---------- AVAILABLE RECORDS ----------

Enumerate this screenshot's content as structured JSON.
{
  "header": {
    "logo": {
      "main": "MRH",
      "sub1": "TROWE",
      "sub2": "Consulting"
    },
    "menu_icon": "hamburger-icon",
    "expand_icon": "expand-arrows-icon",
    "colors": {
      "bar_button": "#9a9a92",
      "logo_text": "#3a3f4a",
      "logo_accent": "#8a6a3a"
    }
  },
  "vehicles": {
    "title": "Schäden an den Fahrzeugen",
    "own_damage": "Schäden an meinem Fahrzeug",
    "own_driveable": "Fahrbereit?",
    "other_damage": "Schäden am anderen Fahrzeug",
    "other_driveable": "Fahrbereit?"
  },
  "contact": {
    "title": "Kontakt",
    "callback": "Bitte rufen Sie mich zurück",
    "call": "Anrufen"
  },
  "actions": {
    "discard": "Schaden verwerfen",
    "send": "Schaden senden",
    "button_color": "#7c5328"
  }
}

----------

GIVEN TASK – Transcribe all entries exactly as they are given.

THE OUTPUT –
Enumerate this screenshot's content as structured JSON.
{
  "header": {
    "logo": {
      "main": "MRH",
      "sub1": "TROWE",
      "sub2": "Consulting"
    },
    "menu_icon": "hamburger-icon",
    "expand_icon": "expand-arrows-icon",
    "colors": {
      "bar_button": "#9a9a92",
      "logo_text": "#3a3f4a",
      "logo_accent": "#8a6a3a"
    }
  },
  "vehicles": {
    "title": "Schäden an den Fahrzeugen",
    "own_damage": "Schäden an meinem Fahrzeug",
    "own_driveable": "Fahrbereit?",
    "other_damage": "Schäden am anderen Fahrzeug",
    "other_driveable": "Fahrbereit?"
  },
  "contact": {
    "title": "Kontakt",
    "callback": "Bitte rufen Sie mich zurück",
    "call": "Anrufen"
  },
  "actions": {
    "discard": "Schaden verwerfen",
    "send": "Schaden senden",
    "button_color": "#7c5328"
  }
}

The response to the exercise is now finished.